■ Requirement:
Omit the pictures, then reproduce every remaining record exactly.

■ Extracted data:

---*---

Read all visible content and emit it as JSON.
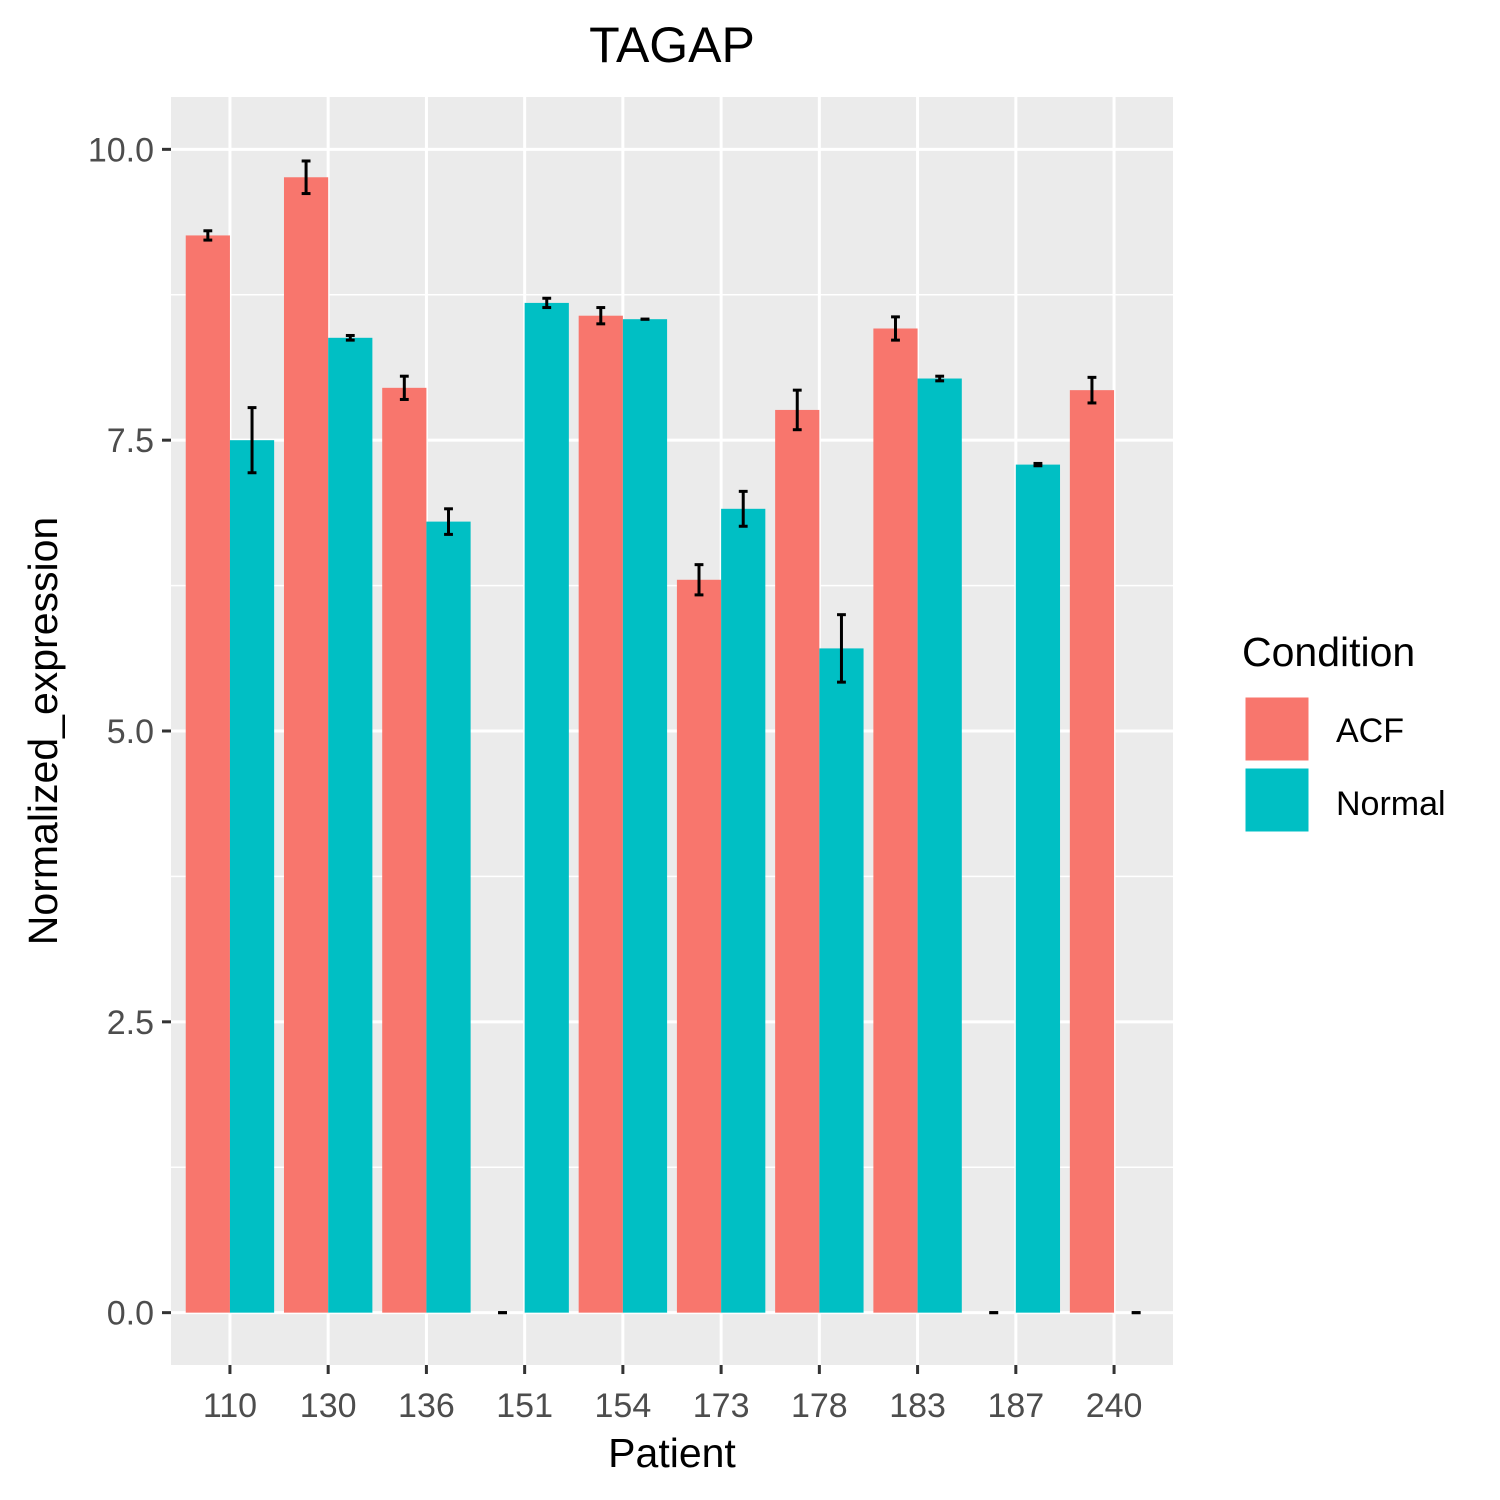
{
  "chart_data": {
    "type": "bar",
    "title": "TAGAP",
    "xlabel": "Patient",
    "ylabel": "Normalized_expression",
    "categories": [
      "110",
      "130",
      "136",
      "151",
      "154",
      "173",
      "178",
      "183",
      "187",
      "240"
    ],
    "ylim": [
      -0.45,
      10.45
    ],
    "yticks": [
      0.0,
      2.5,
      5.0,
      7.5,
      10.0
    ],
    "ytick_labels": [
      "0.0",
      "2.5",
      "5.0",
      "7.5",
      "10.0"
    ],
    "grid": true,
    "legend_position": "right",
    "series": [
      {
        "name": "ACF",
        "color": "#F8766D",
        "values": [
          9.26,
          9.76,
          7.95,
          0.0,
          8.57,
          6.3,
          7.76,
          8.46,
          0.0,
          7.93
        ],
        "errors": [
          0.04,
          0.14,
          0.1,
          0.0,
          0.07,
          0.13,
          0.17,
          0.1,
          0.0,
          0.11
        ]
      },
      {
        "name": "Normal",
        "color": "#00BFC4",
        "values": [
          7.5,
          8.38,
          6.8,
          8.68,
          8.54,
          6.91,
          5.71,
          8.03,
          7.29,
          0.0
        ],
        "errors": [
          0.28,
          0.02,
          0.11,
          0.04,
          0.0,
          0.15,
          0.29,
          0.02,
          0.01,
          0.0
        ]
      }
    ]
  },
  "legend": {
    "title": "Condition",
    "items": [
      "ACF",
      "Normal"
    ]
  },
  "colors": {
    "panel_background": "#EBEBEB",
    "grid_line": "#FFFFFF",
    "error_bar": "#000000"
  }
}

---*---

■ Expected answer:
Read all visible content and emit it as JSON.
{
  "chart_data": {
    "type": "bar",
    "title": "TAGAP",
    "xlabel": "Patient",
    "ylabel": "Normalized_expression",
    "categories": [
      "110",
      "130",
      "136",
      "151",
      "154",
      "173",
      "178",
      "183",
      "187",
      "240"
    ],
    "ylim": [
      -0.45,
      10.45
    ],
    "yticks": [
      0.0,
      2.5,
      5.0,
      7.5,
      10.0
    ],
    "ytick_labels": [
      "0.0",
      "2.5",
      "5.0",
      "7.5",
      "10.0"
    ],
    "grid": true,
    "legend_position": "right",
    "series": [
      {
        "name": "ACF",
        "color": "#F8766D",
        "values": [
          9.26,
          9.76,
          7.95,
          0.0,
          8.57,
          6.3,
          7.76,
          8.46,
          0.0,
          7.93
        ],
        "errors": [
          0.04,
          0.14,
          0.1,
          0.0,
          0.07,
          0.13,
          0.17,
          0.1,
          0.0,
          0.11
        ]
      },
      {
        "name": "Normal",
        "color": "#00BFC4",
        "values": [
          7.5,
          8.38,
          6.8,
          8.68,
          8.54,
          6.91,
          5.71,
          8.03,
          7.29,
          0.0
        ],
        "errors": [
          0.28,
          0.02,
          0.11,
          0.04,
          0.0,
          0.15,
          0.29,
          0.02,
          0.01,
          0.0
        ]
      }
    ]
  },
  "legend": {
    "title": "Condition",
    "items": [
      "ACF",
      "Normal"
    ]
  },
  "colors": {
    "panel_background": "#EBEBEB",
    "grid_line": "#FFFFFF",
    "error_bar": "#000000"
  }
}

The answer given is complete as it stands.